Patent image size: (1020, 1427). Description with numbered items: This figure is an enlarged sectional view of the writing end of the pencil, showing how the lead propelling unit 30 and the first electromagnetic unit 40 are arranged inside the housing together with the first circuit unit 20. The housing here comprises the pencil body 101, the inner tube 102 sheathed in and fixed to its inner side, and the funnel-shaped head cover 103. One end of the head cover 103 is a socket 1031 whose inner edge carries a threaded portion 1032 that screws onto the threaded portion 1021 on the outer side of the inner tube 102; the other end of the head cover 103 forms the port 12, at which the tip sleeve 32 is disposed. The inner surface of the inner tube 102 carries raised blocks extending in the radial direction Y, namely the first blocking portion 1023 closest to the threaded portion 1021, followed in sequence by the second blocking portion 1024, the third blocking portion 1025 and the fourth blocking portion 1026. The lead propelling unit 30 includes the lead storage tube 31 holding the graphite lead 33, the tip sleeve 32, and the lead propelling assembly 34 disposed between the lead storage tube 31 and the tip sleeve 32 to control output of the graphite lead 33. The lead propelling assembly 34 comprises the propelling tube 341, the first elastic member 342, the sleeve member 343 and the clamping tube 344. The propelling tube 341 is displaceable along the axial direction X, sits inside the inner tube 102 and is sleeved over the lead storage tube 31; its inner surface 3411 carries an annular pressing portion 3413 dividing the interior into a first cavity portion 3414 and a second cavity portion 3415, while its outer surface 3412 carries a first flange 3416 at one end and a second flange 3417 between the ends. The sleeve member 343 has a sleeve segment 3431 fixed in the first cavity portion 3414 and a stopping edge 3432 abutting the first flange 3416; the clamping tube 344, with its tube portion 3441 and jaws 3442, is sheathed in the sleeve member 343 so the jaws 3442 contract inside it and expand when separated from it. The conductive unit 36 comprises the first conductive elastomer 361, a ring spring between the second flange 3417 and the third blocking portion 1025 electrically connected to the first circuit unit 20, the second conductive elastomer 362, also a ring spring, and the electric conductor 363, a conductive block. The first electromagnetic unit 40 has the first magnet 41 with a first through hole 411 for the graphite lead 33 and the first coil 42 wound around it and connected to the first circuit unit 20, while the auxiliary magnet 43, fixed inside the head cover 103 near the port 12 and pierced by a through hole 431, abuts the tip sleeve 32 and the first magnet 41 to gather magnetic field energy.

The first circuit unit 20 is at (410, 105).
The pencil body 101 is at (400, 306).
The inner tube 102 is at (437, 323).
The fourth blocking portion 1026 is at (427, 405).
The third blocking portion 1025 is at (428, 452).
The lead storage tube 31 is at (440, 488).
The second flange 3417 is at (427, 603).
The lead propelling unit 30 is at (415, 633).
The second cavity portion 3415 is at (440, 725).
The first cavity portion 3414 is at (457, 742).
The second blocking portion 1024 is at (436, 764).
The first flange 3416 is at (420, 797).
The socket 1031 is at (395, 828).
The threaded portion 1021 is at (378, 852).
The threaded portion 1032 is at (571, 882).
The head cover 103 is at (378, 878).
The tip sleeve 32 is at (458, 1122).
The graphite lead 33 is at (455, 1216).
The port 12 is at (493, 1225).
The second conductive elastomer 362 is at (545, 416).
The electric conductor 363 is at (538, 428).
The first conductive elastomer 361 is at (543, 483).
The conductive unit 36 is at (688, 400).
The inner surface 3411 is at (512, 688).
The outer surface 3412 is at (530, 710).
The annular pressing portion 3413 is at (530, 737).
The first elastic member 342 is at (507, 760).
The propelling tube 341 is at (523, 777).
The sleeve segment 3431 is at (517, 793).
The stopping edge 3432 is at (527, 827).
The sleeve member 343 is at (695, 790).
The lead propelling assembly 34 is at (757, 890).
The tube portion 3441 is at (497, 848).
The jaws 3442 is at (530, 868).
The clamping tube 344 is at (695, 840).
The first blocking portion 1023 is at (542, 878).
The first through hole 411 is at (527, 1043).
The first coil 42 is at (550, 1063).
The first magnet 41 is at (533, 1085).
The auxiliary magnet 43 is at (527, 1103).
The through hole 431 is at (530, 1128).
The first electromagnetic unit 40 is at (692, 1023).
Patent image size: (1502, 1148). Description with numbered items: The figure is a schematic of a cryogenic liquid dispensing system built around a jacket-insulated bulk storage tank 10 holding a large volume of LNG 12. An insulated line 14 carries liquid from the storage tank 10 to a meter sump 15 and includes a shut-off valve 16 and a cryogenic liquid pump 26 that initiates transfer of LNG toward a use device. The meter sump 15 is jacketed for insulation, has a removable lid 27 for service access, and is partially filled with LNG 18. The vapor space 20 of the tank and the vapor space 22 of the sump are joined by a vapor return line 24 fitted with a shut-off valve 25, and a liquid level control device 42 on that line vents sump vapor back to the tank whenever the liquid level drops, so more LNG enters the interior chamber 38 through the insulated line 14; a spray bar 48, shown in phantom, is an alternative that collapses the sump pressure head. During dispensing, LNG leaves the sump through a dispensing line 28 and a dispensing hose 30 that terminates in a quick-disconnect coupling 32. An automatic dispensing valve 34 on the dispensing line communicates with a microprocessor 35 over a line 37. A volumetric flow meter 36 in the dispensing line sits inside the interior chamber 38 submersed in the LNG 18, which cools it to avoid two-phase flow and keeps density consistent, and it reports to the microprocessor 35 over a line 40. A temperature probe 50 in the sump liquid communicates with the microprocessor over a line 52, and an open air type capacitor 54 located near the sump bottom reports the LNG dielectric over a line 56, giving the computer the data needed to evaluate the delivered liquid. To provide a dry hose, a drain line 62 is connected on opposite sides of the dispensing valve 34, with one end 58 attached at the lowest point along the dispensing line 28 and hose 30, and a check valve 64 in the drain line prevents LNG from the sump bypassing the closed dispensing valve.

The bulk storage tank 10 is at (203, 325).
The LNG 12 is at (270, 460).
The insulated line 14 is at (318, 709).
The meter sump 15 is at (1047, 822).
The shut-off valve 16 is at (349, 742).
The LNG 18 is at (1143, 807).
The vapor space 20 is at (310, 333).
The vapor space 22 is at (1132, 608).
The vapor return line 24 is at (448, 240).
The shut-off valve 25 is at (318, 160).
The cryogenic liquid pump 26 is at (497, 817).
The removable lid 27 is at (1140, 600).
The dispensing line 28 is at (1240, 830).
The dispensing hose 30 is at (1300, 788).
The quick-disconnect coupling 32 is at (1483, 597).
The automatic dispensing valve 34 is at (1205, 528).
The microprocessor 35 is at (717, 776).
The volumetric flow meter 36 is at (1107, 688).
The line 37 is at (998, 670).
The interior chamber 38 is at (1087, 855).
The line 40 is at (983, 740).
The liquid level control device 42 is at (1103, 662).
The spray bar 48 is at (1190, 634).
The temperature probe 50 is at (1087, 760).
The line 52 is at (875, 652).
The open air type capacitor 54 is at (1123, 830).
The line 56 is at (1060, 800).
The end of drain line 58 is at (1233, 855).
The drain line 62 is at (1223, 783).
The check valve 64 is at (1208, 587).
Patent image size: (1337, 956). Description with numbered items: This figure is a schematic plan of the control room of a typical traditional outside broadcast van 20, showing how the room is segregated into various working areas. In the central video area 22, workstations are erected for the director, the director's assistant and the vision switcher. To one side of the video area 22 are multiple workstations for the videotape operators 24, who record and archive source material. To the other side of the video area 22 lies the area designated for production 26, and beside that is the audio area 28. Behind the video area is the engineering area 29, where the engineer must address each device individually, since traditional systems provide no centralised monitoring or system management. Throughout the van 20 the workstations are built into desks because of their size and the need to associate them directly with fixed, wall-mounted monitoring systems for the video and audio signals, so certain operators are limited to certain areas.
⁂
Which of the lines above contain the word "assistant"? Copy each one out in full.

> **WRITTEN ANSWER**:
Patent image size: (1337, 956). Description with numbered items: This figure is a schematic plan of the control room of a typical traditional outside broadcast van 20, showing how the room is segregated into various working areas. In the central video area 22, workstations are erected for the director, the director's assistant and the vision switcher. To one side of the video area 22 are multiple workstations for the videotape operators 24, who record and archive source material. To the other side of the video area 22 lies the area designated for production 26, and beside that is the audio area 28. Behind the video area is the engineering area 29, where the engineer must address each device individually, since traditional systems provide no centralised monitoring or system management. Throughout the van 20 the workstations are built into desks because of their size and the need to associate them directly with fixed, wall-mounted monitoring systems for the video and audio signals, so certain operators are limited to certain areas.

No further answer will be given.